start Data provided

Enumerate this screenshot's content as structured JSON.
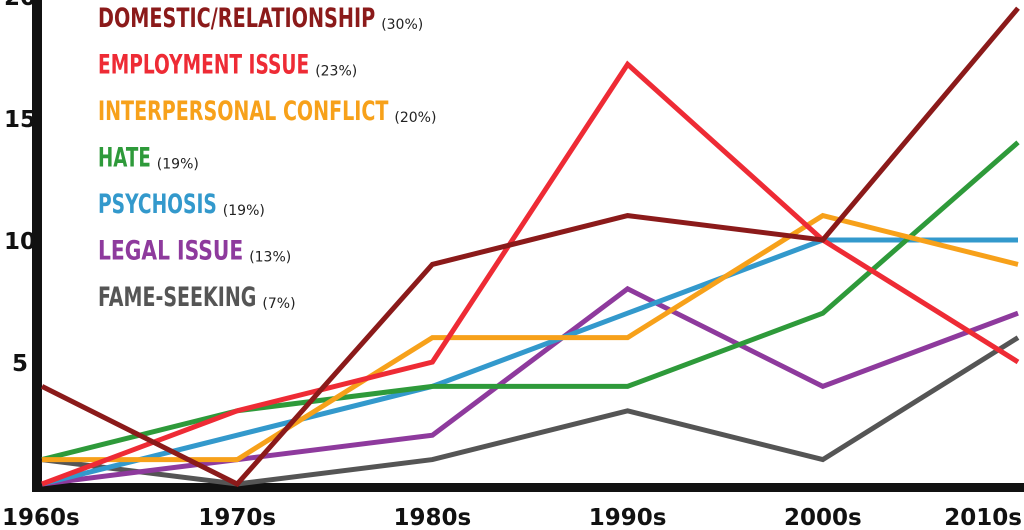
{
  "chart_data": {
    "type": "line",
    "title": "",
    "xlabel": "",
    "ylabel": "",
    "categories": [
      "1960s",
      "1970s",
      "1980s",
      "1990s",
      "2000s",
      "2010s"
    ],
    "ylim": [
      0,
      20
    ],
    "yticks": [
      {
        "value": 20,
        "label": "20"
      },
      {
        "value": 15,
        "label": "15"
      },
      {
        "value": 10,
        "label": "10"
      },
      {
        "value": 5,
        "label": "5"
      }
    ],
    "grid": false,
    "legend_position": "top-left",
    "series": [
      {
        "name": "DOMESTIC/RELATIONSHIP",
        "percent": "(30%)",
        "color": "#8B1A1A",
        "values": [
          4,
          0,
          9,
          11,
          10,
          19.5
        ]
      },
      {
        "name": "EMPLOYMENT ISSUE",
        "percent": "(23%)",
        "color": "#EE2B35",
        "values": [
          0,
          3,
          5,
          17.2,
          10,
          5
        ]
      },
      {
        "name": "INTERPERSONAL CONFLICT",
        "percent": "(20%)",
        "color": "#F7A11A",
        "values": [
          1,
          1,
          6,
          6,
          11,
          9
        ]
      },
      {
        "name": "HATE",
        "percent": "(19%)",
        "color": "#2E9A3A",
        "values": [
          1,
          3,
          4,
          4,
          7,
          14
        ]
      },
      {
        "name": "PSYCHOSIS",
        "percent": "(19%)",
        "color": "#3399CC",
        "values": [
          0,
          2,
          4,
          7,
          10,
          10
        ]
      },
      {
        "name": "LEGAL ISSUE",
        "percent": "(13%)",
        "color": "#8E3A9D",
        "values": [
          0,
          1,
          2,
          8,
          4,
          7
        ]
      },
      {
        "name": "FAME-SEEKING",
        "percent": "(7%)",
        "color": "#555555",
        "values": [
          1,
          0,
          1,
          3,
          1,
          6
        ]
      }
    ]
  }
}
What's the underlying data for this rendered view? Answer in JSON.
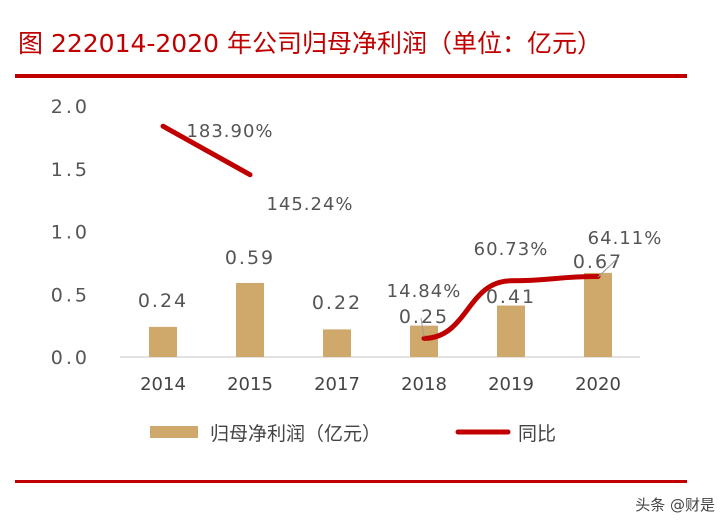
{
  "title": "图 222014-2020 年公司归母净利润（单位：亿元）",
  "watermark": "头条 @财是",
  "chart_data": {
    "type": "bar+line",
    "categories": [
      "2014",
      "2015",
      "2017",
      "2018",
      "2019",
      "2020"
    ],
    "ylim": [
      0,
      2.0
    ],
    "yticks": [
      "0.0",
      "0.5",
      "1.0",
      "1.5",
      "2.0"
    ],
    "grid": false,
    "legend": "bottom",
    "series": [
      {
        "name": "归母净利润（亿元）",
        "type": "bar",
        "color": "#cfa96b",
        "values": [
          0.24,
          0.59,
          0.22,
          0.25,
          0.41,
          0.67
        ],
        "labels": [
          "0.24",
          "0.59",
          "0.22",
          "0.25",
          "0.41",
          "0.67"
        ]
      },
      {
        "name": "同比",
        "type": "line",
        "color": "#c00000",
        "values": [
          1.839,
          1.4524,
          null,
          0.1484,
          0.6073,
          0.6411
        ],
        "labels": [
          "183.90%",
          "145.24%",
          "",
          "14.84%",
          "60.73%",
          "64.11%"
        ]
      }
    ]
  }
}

end Data provided

* Short task
Copy each line above that contains the word "title".

* Problem solution
    "title": "",
  "title": "图 222014-2020 年公司归母净利润（单位：亿元）",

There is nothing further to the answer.